> **What is needed**
Which lines below hold the word "fans"? Copy all of them.

> **Exercise inputs**
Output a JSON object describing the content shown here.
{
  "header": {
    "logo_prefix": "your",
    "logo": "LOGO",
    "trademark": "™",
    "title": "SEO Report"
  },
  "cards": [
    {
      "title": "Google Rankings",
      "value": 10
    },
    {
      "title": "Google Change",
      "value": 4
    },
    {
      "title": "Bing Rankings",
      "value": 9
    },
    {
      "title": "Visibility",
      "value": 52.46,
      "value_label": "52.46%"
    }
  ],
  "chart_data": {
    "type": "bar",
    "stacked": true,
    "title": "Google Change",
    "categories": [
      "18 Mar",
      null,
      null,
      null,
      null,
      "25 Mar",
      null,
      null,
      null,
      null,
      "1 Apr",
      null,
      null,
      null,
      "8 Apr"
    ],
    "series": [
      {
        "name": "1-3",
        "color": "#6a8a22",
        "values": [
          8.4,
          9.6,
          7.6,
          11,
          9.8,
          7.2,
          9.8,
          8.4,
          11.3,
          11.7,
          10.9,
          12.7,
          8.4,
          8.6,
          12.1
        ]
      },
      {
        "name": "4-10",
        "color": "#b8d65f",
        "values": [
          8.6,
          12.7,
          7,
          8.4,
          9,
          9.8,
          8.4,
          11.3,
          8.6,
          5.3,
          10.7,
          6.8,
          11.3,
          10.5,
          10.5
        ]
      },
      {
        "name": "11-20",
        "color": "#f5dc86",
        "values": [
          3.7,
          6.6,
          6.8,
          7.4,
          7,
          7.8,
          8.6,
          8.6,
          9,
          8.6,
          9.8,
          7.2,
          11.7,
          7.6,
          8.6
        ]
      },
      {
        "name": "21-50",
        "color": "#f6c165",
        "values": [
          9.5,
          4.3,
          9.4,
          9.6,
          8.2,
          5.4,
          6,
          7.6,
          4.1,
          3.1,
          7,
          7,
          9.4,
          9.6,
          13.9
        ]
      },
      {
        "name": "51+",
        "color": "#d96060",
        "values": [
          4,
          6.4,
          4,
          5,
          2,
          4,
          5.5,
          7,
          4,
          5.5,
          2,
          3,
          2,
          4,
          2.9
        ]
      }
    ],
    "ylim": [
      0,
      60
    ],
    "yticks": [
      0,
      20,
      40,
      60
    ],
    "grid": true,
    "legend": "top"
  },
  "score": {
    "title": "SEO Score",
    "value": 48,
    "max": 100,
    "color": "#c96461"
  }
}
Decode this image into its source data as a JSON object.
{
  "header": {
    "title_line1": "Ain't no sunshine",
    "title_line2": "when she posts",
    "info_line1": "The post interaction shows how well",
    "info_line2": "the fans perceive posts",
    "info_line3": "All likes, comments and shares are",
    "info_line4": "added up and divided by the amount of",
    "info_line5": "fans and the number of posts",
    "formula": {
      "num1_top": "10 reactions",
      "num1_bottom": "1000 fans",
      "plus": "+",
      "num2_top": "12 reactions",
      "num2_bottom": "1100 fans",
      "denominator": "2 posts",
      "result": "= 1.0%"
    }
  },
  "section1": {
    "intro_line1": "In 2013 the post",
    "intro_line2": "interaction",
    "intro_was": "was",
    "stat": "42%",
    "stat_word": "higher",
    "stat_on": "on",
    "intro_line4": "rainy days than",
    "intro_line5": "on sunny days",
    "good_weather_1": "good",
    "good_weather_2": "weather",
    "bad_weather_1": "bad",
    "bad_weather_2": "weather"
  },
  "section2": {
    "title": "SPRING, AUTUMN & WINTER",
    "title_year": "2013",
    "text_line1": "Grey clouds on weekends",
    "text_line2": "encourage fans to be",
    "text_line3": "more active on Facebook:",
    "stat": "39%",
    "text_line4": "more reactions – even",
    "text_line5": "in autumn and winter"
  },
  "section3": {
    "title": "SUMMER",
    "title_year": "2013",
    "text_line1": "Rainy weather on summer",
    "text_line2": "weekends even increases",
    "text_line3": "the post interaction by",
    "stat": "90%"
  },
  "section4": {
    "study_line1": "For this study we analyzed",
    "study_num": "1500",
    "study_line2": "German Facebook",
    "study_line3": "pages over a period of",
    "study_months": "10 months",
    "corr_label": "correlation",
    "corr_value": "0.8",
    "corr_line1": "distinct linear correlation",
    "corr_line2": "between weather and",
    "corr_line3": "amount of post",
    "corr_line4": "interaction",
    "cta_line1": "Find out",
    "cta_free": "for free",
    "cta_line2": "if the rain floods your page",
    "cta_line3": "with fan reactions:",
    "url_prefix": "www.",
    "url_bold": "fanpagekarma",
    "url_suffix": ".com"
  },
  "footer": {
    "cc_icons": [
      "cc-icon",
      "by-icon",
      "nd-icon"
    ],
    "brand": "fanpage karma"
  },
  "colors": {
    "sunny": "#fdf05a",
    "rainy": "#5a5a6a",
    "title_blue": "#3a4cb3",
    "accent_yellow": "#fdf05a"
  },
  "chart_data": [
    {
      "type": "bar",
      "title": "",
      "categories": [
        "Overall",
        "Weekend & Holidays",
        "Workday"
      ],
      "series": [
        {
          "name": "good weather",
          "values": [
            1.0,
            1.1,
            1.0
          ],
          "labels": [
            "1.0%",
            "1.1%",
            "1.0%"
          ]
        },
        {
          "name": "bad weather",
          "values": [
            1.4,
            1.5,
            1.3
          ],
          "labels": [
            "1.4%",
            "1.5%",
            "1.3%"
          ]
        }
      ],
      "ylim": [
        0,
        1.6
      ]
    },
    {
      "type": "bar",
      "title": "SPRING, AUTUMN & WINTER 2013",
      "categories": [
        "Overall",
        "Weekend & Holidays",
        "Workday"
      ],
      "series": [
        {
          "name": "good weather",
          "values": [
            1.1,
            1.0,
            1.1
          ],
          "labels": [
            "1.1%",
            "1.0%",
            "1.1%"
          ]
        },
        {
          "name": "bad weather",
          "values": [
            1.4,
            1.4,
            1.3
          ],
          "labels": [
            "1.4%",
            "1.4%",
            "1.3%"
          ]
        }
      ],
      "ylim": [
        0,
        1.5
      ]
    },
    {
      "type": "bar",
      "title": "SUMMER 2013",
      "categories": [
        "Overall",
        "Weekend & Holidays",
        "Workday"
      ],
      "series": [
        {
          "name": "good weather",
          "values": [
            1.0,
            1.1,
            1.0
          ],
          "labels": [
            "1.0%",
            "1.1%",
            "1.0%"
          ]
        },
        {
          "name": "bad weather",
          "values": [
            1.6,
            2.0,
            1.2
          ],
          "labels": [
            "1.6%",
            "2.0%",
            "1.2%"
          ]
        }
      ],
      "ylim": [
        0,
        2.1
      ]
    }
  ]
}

> **Completed task**
    "info_line2": "the fans perceive posts",
    "info_line5": "fans and the number of posts",
      "num1_bottom": "1000 fans",
      "num2_bottom": "1100 fans",
    "text_line2": "encourage fans to be",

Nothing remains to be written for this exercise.